**Your task:** Set down the material once more, exactly as it appears.
------------------------------------------------------------
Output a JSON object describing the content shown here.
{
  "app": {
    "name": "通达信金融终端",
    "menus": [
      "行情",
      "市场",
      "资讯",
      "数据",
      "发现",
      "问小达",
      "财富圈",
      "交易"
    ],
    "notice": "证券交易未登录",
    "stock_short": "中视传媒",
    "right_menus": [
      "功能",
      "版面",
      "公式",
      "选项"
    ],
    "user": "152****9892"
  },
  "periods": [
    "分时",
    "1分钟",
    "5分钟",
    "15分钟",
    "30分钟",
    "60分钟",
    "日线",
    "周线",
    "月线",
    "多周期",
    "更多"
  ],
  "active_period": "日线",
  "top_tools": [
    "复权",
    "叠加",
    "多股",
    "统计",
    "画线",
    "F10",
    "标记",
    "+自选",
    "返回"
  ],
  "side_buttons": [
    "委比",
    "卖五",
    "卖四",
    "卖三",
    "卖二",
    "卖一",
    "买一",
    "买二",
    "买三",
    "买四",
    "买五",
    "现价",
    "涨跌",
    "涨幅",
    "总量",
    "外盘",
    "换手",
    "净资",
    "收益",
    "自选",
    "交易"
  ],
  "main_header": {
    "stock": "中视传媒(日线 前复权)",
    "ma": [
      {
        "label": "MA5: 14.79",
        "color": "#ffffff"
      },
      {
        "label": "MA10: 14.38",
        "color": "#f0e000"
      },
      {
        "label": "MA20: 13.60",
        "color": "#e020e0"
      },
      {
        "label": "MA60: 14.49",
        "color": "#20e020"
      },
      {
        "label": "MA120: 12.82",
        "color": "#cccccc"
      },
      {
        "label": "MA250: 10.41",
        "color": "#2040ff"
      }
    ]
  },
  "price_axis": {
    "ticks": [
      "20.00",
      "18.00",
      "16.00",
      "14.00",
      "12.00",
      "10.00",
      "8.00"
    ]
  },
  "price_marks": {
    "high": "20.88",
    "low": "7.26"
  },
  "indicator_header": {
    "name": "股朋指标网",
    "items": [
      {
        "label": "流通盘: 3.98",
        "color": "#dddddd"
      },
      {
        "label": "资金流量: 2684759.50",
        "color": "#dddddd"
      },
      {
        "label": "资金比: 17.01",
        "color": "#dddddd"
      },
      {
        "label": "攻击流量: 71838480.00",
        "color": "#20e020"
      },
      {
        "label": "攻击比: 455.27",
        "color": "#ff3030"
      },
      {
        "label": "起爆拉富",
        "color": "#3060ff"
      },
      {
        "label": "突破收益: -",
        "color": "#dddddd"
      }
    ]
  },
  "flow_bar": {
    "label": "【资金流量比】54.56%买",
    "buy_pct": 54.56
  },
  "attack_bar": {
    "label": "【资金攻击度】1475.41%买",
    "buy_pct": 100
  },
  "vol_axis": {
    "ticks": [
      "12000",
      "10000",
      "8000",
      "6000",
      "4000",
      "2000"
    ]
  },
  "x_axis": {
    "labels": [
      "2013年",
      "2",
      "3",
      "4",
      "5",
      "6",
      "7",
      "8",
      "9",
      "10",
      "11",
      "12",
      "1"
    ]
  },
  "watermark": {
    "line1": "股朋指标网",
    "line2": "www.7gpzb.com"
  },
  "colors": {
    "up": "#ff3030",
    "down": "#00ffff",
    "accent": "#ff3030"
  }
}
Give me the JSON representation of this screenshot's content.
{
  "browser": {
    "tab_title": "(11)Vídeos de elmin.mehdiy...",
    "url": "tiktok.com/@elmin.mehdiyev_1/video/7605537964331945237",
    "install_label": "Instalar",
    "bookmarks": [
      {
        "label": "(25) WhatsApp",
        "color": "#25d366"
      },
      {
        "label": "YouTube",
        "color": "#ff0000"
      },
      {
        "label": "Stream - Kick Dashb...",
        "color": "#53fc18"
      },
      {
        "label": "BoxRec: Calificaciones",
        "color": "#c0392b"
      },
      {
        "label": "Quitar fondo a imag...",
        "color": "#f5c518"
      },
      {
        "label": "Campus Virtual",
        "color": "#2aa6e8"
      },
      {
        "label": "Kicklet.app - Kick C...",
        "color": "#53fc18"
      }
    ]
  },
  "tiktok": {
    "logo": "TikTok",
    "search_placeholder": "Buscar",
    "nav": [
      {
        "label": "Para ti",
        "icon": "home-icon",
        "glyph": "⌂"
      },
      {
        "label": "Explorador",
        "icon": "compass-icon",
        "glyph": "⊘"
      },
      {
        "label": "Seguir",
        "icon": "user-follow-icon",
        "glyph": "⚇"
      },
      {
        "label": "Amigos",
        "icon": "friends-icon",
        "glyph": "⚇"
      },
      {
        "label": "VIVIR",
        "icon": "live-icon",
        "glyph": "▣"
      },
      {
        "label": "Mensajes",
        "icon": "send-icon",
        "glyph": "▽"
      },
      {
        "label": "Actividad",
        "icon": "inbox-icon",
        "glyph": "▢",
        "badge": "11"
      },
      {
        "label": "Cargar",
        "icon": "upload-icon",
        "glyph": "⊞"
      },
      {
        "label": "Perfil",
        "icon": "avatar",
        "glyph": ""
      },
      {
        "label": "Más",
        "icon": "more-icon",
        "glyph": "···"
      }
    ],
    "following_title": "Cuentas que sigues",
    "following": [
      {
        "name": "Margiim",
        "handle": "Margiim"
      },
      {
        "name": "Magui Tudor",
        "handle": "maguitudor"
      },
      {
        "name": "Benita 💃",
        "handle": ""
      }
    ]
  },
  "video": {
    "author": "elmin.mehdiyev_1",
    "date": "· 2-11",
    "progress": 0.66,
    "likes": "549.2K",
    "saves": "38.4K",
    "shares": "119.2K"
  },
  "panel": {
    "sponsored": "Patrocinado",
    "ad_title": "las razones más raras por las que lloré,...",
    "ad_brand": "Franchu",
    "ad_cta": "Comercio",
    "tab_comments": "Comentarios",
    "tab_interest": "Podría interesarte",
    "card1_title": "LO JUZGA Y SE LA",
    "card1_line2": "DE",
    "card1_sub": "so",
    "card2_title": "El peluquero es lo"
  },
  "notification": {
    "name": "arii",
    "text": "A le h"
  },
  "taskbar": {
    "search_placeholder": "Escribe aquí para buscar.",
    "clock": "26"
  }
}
------------------------------------------------------------
**Answer in full:**
Output a JSON object describing the content shown here.
{
  "app": {
    "name": "通达信金融终端",
    "menus": [
      "行情",
      "市场",
      "资讯",
      "数据",
      "发现",
      "问小达",
      "财富圈",
      "交易"
    ],
    "notice": "证券交易未登录",
    "stock_short": "中视传媒",
    "right_menus": [
      "功能",
      "版面",
      "公式",
      "选项"
    ],
    "user": "152****9892"
  },
  "periods": [
    "分时",
    "1分钟",
    "5分钟",
    "15分钟",
    "30分钟",
    "60分钟",
    "日线",
    "周线",
    "月线",
    "多周期",
    "更多"
  ],
  "active_period": "日线",
  "top_tools": [
    "复权",
    "叠加",
    "多股",
    "统计",
    "画线",
    "F10",
    "标记",
    "+自选",
    "返回"
  ],
  "side_buttons": [
    "委比",
    "卖五",
    "卖四",
    "卖三",
    "卖二",
    "卖一",
    "买一",
    "买二",
    "买三",
    "买四",
    "买五",
    "现价",
    "涨跌",
    "涨幅",
    "总量",
    "外盘",
    "换手",
    "净资",
    "收益",
    "自选",
    "交易"
  ],
  "main_header": {
    "stock": "中视传媒(日线 前复权)",
    "ma": [
      {
        "label": "MA5: 14.79",
        "color": "#ffffff"
      },
      {
        "label": "MA10: 14.38",
        "color": "#f0e000"
      },
      {
        "label": "MA20: 13.60",
        "color": "#e020e0"
      },
      {
        "label": "MA60: 14.49",
        "color": "#20e020"
      },
      {
        "label": "MA120: 12.82",
        "color": "#cccccc"
      },
      {
        "label": "MA250: 10.41",
        "color": "#2040ff"
      }
    ]
  },
  "price_axis": {
    "ticks": [
      "20.00",
      "18.00",
      "16.00",
      "14.00",
      "12.00",
      "10.00",
      "8.00"
    ]
  },
  "price_marks": {
    "high": "20.88",
    "low": "7.26"
  },
  "indicator_header": {
    "name": "股朋指标网",
    "items": [
      {
        "label": "流通盘: 3.98",
        "color": "#dddddd"
      },
      {
        "label": "资金流量: 2684759.50",
        "color": "#dddddd"
      },
      {
        "label": "资金比: 17.01",
        "color": "#dddddd"
      },
      {
        "label": "攻击流量: 71838480.00",
        "color": "#20e020"
      },
      {
        "label": "攻击比: 455.27",
        "color": "#ff3030"
      },
      {
        "label": "起爆拉富",
        "color": "#3060ff"
      },
      {
        "label": "突破收益: -",
        "color": "#dddddd"
      }
    ]
  },
  "flow_bar": {
    "label": "【资金流量比】54.56%买",
    "buy_pct": 54.56
  },
  "attack_bar": {
    "label": "【资金攻击度】1475.41%买",
    "buy_pct": 100
  },
  "vol_axis": {
    "ticks": [
      "12000",
      "10000",
      "8000",
      "6000",
      "4000",
      "2000"
    ]
  },
  "x_axis": {
    "labels": [
      "2013年",
      "2",
      "3",
      "4",
      "5",
      "6",
      "7",
      "8",
      "9",
      "10",
      "11",
      "12",
      "1"
    ]
  },
  "watermark": {
    "line1": "股朋指标网",
    "line2": "www.7gpzb.com"
  },
  "colors": {
    "up": "#ff3030",
    "down": "#00ffff",
    "accent": "#ff3030"
  }
}
Give me the JSON representation of this screenshot's content.
{
  "browser": {
    "tab_title": "(11)Vídeos de elmin.mehdiy...",
    "url": "tiktok.com/@elmin.mehdiyev_1/video/7605537964331945237",
    "install_label": "Instalar",
    "bookmarks": [
      {
        "label": "(25) WhatsApp",
        "color": "#25d366"
      },
      {
        "label": "YouTube",
        "color": "#ff0000"
      },
      {
        "label": "Stream - Kick Dashb...",
        "color": "#53fc18"
      },
      {
        "label": "BoxRec: Calificaciones",
        "color": "#c0392b"
      },
      {
        "label": "Quitar fondo a imag...",
        "color": "#f5c518"
      },
      {
        "label": "Campus Virtual",
        "color": "#2aa6e8"
      },
      {
        "label": "Kicklet.app - Kick C...",
        "color": "#53fc18"
      }
    ]
  },
  "tiktok": {
    "logo": "TikTok",
    "search_placeholder": "Buscar",
    "nav": [
      {
        "label": "Para ti",
        "icon": "home-icon",
        "glyph": "⌂"
      },
      {
        "label": "Explorador",
        "icon": "compass-icon",
        "glyph": "⊘"
      },
      {
        "label": "Seguir",
        "icon": "user-follow-icon",
        "glyph": "⚇"
      },
      {
        "label": "Amigos",
        "icon": "friends-icon",
        "glyph": "⚇"
      },
      {
        "label": "VIVIR",
        "icon": "live-icon",
        "glyph": "▣"
      },
      {
        "label": "Mensajes",
        "icon": "send-icon",
        "glyph": "▽"
      },
      {
        "label": "Actividad",
        "icon": "inbox-icon",
        "glyph": "▢",
        "badge": "11"
      },
      {
        "label": "Cargar",
        "icon": "upload-icon",
        "glyph": "⊞"
      },
      {
        "label": "Perfil",
        "icon": "avatar",
        "glyph": ""
      },
      {
        "label": "Más",
        "icon": "more-icon",
        "glyph": "···"
      }
    ],
    "following_title": "Cuentas que sigues",
    "following": [
      {
        "name": "Margiim",
        "handle": "Margiim"
      },
      {
        "name": "Magui Tudor",
        "handle": "maguitudor"
      },
      {
        "name": "Benita 💃",
        "handle": ""
      }
    ]
  },
  "video": {
    "author": "elmin.mehdiyev_1",
    "date": "· 2-11",
    "progress": 0.66,
    "likes": "549.2K",
    "saves": "38.4K",
    "shares": "119.2K"
  },
  "panel": {
    "sponsored": "Patrocinado",
    "ad_title": "las razones más raras por las que lloré,...",
    "ad_brand": "Franchu",
    "ad_cta": "Comercio",
    "tab_comments": "Comentarios",
    "tab_interest": "Podría interesarte",
    "card1_title": "LO JUZGA Y SE LA",
    "card1_line2": "DE",
    "card1_sub": "so",
    "card2_title": "El peluquero es lo"
  },
  "notification": {
    "name": "arii",
    "text": "A le h"
  },
  "taskbar": {
    "search_placeholder": "Escribe aquí para buscar.",
    "clock": "26"
  }
}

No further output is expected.